**WORK TO BE COMPLETED:** Go through the lines below. Copy those with "ejemplo".
++++ SUPPLIED RECORDS ++++
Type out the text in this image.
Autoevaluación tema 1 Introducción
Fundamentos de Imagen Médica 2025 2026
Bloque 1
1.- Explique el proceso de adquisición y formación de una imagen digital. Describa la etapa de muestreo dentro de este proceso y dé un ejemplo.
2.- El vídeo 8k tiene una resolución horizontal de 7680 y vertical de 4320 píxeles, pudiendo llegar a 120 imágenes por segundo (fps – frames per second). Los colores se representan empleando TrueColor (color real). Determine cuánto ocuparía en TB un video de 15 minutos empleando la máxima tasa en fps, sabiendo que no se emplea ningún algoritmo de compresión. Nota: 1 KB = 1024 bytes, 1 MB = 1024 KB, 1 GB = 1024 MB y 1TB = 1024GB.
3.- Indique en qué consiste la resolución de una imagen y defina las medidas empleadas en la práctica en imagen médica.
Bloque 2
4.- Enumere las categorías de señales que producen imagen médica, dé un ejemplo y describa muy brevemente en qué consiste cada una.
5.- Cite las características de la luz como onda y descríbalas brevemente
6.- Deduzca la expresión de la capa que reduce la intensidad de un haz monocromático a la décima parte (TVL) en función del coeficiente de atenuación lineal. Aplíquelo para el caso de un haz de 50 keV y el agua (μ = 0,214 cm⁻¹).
++++
++++ SUPPLIED RECORDS ++++
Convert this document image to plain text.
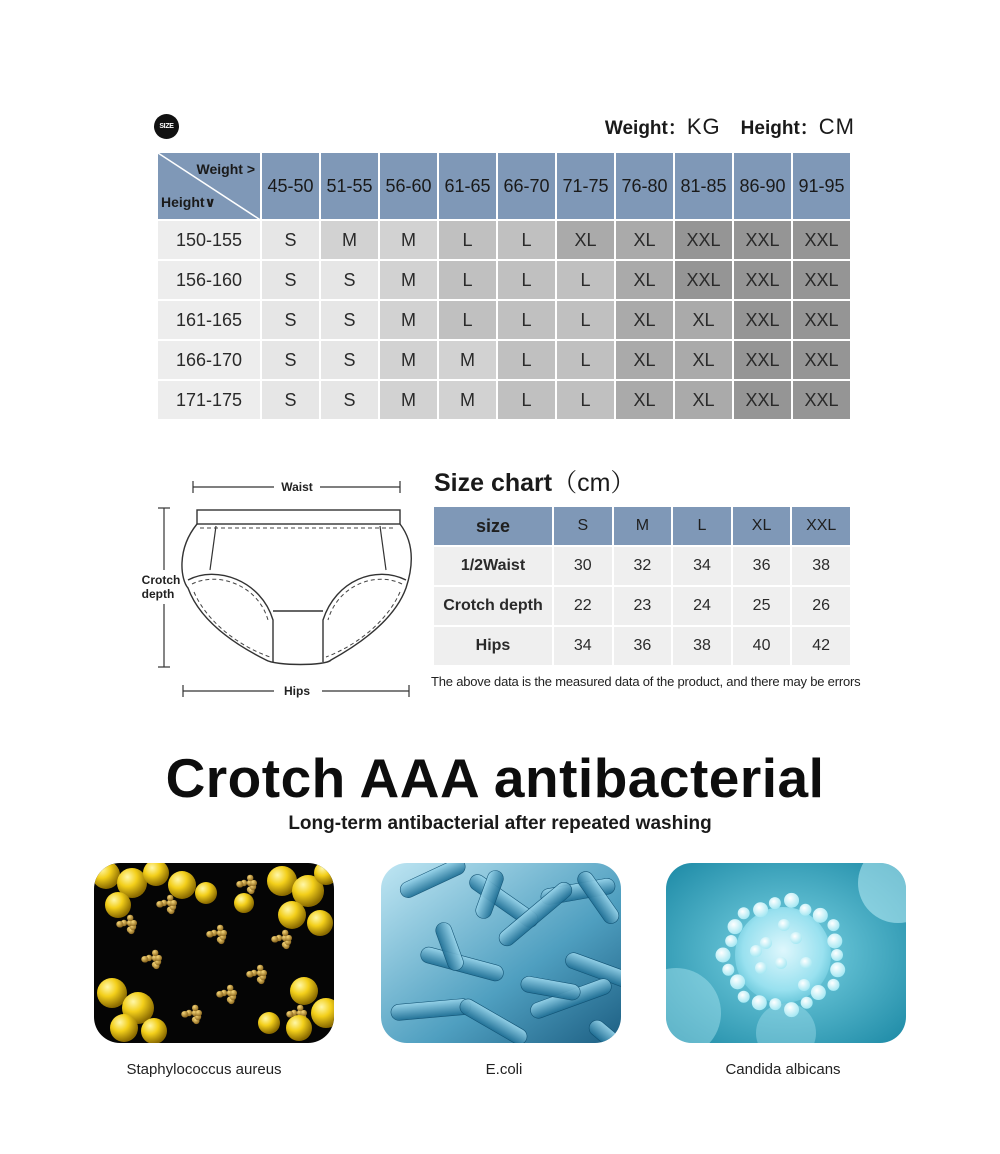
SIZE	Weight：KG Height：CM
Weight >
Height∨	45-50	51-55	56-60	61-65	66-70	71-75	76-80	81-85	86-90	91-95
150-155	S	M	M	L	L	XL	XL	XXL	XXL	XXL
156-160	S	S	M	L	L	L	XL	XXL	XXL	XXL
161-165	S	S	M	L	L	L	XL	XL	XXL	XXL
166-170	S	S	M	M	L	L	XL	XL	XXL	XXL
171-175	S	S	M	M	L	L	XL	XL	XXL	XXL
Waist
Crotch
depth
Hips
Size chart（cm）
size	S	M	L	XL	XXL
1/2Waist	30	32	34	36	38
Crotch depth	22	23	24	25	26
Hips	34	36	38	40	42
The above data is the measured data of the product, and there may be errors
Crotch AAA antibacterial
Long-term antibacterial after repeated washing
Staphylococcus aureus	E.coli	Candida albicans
++++
**EXERCISE OUTPUT:**
1.- Explique el proceso de adquisición y formación de una imagen digital. Describa la etapa de muestreo dentro de este proceso y dé un ejemplo.
4.- Enumere las categorías de señales que producen imagen médica, dé un ejemplo y describa muy brevemente en qué consiste cada una.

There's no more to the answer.